═══ The data

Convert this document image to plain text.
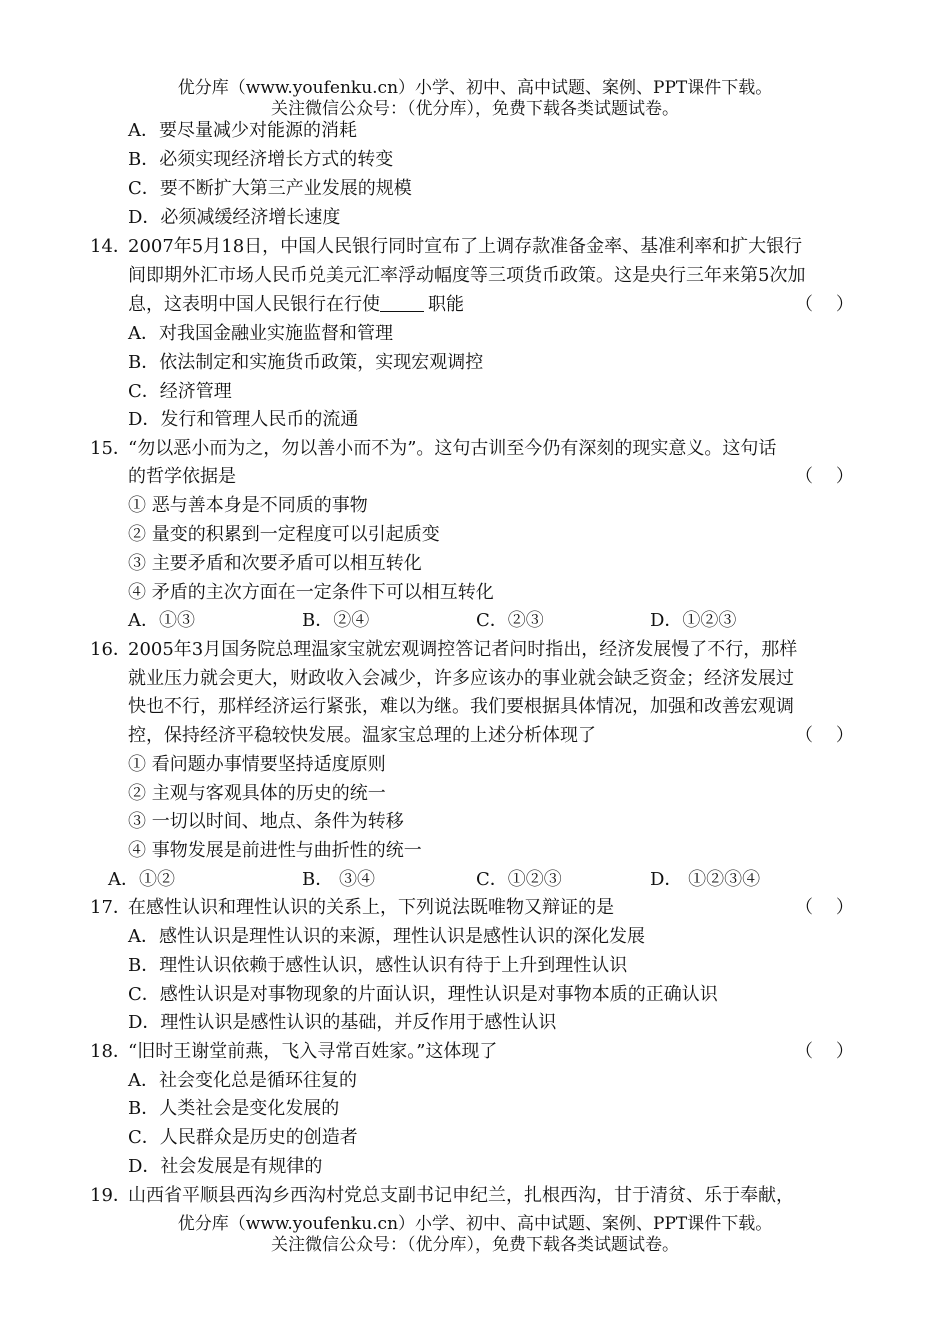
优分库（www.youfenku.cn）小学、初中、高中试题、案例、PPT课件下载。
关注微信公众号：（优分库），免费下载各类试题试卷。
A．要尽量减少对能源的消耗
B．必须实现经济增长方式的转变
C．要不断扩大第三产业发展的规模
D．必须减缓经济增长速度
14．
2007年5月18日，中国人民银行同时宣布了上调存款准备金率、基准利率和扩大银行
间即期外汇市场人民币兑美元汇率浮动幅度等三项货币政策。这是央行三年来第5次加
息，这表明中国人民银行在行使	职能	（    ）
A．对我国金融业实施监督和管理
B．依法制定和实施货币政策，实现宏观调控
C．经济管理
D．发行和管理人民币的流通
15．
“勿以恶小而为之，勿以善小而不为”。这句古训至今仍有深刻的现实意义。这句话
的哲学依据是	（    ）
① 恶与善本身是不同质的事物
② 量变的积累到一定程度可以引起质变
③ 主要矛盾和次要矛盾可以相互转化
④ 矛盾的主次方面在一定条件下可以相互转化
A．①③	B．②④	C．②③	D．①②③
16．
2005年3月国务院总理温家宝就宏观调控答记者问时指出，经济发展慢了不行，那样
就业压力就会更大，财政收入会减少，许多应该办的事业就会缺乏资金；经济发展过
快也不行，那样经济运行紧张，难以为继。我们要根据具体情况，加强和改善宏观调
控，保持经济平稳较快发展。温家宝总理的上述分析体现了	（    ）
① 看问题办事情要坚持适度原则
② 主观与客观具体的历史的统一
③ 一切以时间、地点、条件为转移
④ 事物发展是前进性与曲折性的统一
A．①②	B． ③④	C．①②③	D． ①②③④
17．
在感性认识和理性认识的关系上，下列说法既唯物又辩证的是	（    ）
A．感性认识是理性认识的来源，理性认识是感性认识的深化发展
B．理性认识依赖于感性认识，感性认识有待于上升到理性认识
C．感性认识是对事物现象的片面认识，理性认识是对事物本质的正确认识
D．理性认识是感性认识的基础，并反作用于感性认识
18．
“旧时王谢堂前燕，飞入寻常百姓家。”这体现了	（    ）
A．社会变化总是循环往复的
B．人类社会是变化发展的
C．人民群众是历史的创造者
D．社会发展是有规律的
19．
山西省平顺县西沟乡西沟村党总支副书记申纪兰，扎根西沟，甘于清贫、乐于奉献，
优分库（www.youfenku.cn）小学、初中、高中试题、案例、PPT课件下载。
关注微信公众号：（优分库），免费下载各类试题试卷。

══════

* **What the task asks**:
Each record above must be returned exactly as written, with its pictures omitted.

* **Task result**:
Convert this document image to plain text.
优分库（www.youfenku.cn）小学、初中、高中试题、案例、PPT课件下载。
关注微信公众号：（优分库），免费下载各类试题试卷。
A．要尽量减少对能源的消耗
B．必须实现经济增长方式的转变
C．要不断扩大第三产业发展的规模
D．必须减缓经济增长速度
14．
2007年5月18日，中国人民银行同时宣布了上调存款准备金率、基准利率和扩大银行
间即期外汇市场人民币兑美元汇率浮动幅度等三项货币政策。这是央行三年来第5次加
息，这表明中国人民银行在行使	职能	（    ）
A．对我国金融业实施监督和管理
B．依法制定和实施货币政策，实现宏观调控
C．经济管理
D．发行和管理人民币的流通
15．
“勿以恶小而为之，勿以善小而不为”。这句古训至今仍有深刻的现实意义。这句话
的哲学依据是	（    ）
① 恶与善本身是不同质的事物
② 量变的积累到一定程度可以引起质变
③ 主要矛盾和次要矛盾可以相互转化
④ 矛盾的主次方面在一定条件下可以相互转化
A．①③	B．②④	C．②③	D．①②③
16．
2005年3月国务院总理温家宝就宏观调控答记者问时指出，经济发展慢了不行，那样
就业压力就会更大，财政收入会减少，许多应该办的事业就会缺乏资金；经济发展过
快也不行，那样经济运行紧张，难以为继。我们要根据具体情况，加强和改善宏观调
控，保持经济平稳较快发展。温家宝总理的上述分析体现了	（    ）
① 看问题办事情要坚持适度原则
② 主观与客观具体的历史的统一
③ 一切以时间、地点、条件为转移
④ 事物发展是前进性与曲折性的统一
A．①②	B． ③④	C．①②③	D． ①②③④
17．
在感性认识和理性认识的关系上，下列说法既唯物又辩证的是	（    ）
A．感性认识是理性认识的来源，理性认识是感性认识的深化发展
B．理性认识依赖于感性认识，感性认识有待于上升到理性认识
C．感性认识是对事物现象的片面认识，理性认识是对事物本质的正确认识
D．理性认识是感性认识的基础，并反作用于感性认识
18．
“旧时王谢堂前燕，飞入寻常百姓家。”这体现了	（    ）
A．社会变化总是循环往复的
B．人类社会是变化发展的
C．人民群众是历史的创造者
D．社会发展是有规律的
19．
山西省平顺县西沟乡西沟村党总支副书记申纪兰，扎根西沟，甘于清贫、乐于奉献，
优分库（www.youfenku.cn）小学、初中、高中试题、案例、PPT课件下载。
关注微信公众号：（优分库），免费下载各类试题试卷。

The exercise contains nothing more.